━━━ Data for this exercise

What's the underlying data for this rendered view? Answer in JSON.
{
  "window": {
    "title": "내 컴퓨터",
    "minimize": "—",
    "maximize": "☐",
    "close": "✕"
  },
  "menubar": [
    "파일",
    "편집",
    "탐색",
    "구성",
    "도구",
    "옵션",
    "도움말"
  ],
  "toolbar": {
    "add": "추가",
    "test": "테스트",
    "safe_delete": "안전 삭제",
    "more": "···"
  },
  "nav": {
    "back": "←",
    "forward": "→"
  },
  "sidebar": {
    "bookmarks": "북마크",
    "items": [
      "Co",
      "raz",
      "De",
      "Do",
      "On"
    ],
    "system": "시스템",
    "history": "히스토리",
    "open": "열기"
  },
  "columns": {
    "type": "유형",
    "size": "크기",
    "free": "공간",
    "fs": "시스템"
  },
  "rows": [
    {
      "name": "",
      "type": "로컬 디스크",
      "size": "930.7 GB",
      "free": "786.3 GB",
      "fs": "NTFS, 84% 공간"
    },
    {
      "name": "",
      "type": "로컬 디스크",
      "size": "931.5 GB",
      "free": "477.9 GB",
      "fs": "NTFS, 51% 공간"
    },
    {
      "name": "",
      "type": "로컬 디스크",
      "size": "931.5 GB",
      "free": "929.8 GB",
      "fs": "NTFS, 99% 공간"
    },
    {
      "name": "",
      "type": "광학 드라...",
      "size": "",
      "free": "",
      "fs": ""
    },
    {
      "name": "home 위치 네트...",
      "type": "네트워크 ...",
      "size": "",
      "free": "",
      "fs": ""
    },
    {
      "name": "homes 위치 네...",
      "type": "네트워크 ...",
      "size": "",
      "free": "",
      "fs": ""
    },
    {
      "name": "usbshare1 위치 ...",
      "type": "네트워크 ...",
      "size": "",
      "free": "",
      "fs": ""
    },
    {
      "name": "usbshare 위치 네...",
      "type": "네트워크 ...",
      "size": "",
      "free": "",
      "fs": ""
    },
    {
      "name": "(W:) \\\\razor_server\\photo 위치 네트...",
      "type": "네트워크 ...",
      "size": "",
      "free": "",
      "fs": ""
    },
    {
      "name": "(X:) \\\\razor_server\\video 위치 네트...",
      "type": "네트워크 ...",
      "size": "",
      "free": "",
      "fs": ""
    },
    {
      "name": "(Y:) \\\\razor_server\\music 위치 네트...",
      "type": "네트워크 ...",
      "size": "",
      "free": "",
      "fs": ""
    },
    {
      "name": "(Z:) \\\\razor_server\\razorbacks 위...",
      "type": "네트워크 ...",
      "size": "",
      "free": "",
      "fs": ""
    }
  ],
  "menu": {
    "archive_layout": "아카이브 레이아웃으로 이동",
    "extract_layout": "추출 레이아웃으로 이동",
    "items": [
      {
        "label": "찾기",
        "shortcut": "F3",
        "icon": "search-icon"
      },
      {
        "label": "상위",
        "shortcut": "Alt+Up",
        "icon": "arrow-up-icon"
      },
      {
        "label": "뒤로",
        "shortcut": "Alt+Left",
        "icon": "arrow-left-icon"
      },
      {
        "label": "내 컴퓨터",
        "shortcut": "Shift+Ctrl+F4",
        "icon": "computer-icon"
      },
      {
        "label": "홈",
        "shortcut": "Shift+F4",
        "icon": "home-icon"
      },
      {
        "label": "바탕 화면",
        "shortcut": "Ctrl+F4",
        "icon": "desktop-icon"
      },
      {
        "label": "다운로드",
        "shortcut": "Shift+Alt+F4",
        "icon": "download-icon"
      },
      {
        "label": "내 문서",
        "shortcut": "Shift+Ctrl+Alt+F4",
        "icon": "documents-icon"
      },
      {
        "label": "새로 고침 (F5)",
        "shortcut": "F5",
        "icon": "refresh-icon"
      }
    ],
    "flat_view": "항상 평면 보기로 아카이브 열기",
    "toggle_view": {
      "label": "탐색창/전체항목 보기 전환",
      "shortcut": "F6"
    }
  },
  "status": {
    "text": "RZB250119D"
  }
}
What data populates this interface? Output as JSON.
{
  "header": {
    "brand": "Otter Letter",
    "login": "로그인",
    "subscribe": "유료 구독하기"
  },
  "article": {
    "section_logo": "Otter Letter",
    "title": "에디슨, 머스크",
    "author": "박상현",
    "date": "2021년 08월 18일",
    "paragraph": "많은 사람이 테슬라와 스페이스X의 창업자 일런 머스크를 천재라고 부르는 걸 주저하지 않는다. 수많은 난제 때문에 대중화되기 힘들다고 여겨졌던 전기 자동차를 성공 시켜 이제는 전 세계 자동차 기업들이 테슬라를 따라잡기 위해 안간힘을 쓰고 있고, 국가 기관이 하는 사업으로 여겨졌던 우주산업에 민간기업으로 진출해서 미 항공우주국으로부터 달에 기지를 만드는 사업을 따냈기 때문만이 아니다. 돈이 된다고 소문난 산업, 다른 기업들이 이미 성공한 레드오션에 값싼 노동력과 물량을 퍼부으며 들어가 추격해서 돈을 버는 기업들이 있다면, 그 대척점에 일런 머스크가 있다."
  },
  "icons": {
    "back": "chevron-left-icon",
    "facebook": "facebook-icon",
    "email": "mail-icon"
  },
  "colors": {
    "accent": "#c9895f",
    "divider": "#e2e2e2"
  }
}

━━━━━━

◆ Stated exercise
Lines containing the word "Letter" are to be counted in the listing; state their number alone.

◆ Problem solution
2